> _REQUEST_: Your task is to copy the material exactly.

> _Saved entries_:
>> START
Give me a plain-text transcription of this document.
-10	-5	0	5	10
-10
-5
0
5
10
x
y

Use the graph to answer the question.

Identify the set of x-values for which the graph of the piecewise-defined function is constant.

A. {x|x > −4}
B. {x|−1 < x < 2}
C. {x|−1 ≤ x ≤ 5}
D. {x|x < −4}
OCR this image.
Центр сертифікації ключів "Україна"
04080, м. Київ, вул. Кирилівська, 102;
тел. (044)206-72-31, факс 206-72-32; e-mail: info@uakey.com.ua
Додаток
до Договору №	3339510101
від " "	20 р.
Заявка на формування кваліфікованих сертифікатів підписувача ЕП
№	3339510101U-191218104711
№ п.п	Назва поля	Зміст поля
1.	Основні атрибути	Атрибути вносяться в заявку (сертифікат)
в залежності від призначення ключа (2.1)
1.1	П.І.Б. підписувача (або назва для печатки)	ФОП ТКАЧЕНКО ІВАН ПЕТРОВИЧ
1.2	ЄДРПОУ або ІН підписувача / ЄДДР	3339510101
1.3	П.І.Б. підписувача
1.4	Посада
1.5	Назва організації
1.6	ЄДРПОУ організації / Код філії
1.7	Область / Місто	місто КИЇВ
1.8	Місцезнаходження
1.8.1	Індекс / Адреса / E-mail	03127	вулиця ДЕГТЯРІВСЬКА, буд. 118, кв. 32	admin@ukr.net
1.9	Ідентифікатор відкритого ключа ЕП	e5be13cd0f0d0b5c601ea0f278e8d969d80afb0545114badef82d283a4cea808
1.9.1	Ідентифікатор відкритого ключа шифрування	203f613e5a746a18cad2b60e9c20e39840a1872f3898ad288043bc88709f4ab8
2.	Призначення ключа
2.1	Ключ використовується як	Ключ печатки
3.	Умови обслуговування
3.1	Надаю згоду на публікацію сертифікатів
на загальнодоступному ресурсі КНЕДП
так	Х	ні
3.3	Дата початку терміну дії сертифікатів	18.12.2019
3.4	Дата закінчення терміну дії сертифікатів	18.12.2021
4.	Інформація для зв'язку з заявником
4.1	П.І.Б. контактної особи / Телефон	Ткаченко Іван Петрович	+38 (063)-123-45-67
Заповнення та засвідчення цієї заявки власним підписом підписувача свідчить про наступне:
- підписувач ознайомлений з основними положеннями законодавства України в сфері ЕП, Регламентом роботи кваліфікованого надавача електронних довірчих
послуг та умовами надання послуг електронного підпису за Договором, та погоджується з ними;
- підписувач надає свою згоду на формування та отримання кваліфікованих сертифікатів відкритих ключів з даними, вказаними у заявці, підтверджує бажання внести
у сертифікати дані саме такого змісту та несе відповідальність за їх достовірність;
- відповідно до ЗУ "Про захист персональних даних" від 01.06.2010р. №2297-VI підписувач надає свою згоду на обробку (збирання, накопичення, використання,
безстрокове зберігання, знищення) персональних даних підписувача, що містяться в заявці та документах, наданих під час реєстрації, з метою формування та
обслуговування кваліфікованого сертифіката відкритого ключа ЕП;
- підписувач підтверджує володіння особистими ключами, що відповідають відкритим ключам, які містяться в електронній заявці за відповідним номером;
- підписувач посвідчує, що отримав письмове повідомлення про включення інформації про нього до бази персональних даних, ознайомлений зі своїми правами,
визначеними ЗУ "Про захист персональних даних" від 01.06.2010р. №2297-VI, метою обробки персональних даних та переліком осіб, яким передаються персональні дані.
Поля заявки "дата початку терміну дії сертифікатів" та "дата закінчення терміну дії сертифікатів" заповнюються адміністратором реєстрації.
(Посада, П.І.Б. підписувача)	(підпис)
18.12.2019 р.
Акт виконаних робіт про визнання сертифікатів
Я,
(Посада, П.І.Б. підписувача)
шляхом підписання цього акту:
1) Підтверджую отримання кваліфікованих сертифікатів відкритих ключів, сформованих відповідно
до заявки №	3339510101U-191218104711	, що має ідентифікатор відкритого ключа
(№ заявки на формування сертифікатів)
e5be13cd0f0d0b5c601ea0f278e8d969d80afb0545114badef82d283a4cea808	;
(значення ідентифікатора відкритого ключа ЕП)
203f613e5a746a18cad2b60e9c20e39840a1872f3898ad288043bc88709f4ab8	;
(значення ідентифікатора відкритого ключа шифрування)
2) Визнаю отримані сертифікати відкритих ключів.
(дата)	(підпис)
>> END
> _FINAL RESULT_:
Give me a plain-text transcription of this document.
-10	-5	0	5	10
-10
-5
0
5
10
x
y

Use the graph to answer the question.

Identify the set of x-values for which the graph of the piecewise-defined function is constant.

A. {x|x > −4}
B. {x|−1 < x < 2}
C. {x|−1 ≤ x ≤ 5}
D. {x|x < −4}
OCR this image.
Центр сертифікації ключів "Україна"
04080, м. Київ, вул. Кирилівська, 102;
тел. (044)206-72-31, факс 206-72-32; e-mail: info@uakey.com.ua
Додаток
до Договору №	3339510101
від " "	20 р.
Заявка на формування кваліфікованих сертифікатів підписувача ЕП
№	3339510101U-191218104711
№ п.п	Назва поля	Зміст поля
1.	Основні атрибути	Атрибути вносяться в заявку (сертифікат)
в залежності від призначення ключа (2.1)
1.1	П.І.Б. підписувача (або назва для печатки)	ФОП ТКАЧЕНКО ІВАН ПЕТРОВИЧ
1.2	ЄДРПОУ або ІН підписувача / ЄДДР	3339510101
1.3	П.І.Б. підписувача
1.4	Посада
1.5	Назва організації
1.6	ЄДРПОУ організації / Код філії
1.7	Область / Місто	місто КИЇВ
1.8	Місцезнаходження
1.8.1	Індекс / Адреса / E-mail	03127	вулиця ДЕГТЯРІВСЬКА, буд. 118, кв. 32	admin@ukr.net
1.9	Ідентифікатор відкритого ключа ЕП	e5be13cd0f0d0b5c601ea0f278e8d969d80afb0545114badef82d283a4cea808
1.9.1	Ідентифікатор відкритого ключа шифрування	203f613e5a746a18cad2b60e9c20e39840a1872f3898ad288043bc88709f4ab8
2.	Призначення ключа
2.1	Ключ використовується як	Ключ печатки
3.	Умови обслуговування
3.1	Надаю згоду на публікацію сертифікатів
на загальнодоступному ресурсі КНЕДП
так	Х	ні
3.3	Дата початку терміну дії сертифікатів	18.12.2019
3.4	Дата закінчення терміну дії сертифікатів	18.12.2021
4.	Інформація для зв'язку з заявником
4.1	П.І.Б. контактної особи / Телефон	Ткаченко Іван Петрович	+38 (063)-123-45-67
Заповнення та засвідчення цієї заявки власним підписом підписувача свідчить про наступне:
- підписувач ознайомлений з основними положеннями законодавства України в сфері ЕП, Регламентом роботи кваліфікованого надавача електронних довірчих
послуг та умовами надання послуг електронного підпису за Договором, та погоджується з ними;
- підписувач надає свою згоду на формування та отримання кваліфікованих сертифікатів відкритих ключів з даними, вказаними у заявці, підтверджує бажання внести
у сертифікати дані саме такого змісту та несе відповідальність за їх достовірність;
- відповідно до ЗУ "Про захист персональних даних" від 01.06.2010р. №2297-VI підписувач надає свою згоду на обробку (збирання, накопичення, використання,
безстрокове зберігання, знищення) персональних даних підписувача, що містяться в заявці та документах, наданих під час реєстрації, з метою формування та
обслуговування кваліфікованого сертифіката відкритого ключа ЕП;
- підписувач підтверджує володіння особистими ключами, що відповідають відкритим ключам, які містяться в електронній заявці за відповідним номером;
- підписувач посвідчує, що отримав письмове повідомлення про включення інформації про нього до бази персональних даних, ознайомлений зі своїми правами,
визначеними ЗУ "Про захист персональних даних" від 01.06.2010р. №2297-VI, метою обробки персональних даних та переліком осіб, яким передаються персональні дані.
Поля заявки "дата початку терміну дії сертифікатів" та "дата закінчення терміну дії сертифікатів" заповнюються адміністратором реєстрації.
(Посада, П.І.Б. підписувача)	(підпис)
18.12.2019 р.
Акт виконаних робіт про визнання сертифікатів
Я,
(Посада, П.І.Б. підписувача)
шляхом підписання цього акту:
1) Підтверджую отримання кваліфікованих сертифікатів відкритих ключів, сформованих відповідно
до заявки №	3339510101U-191218104711	, що має ідентифікатор відкритого ключа
(№ заявки на формування сертифікатів)
e5be13cd0f0d0b5c601ea0f278e8d969d80afb0545114badef82d283a4cea808	;
(значення ідентифікатора відкритого ключа ЕП)
203f613e5a746a18cad2b60e9c20e39840a1872f3898ad288043bc88709f4ab8	;
(значення ідентифікатора відкритого ключа шифрування)
2) Визнаю отримані сертифікати відкритих ключів.
(дата)	(підпис)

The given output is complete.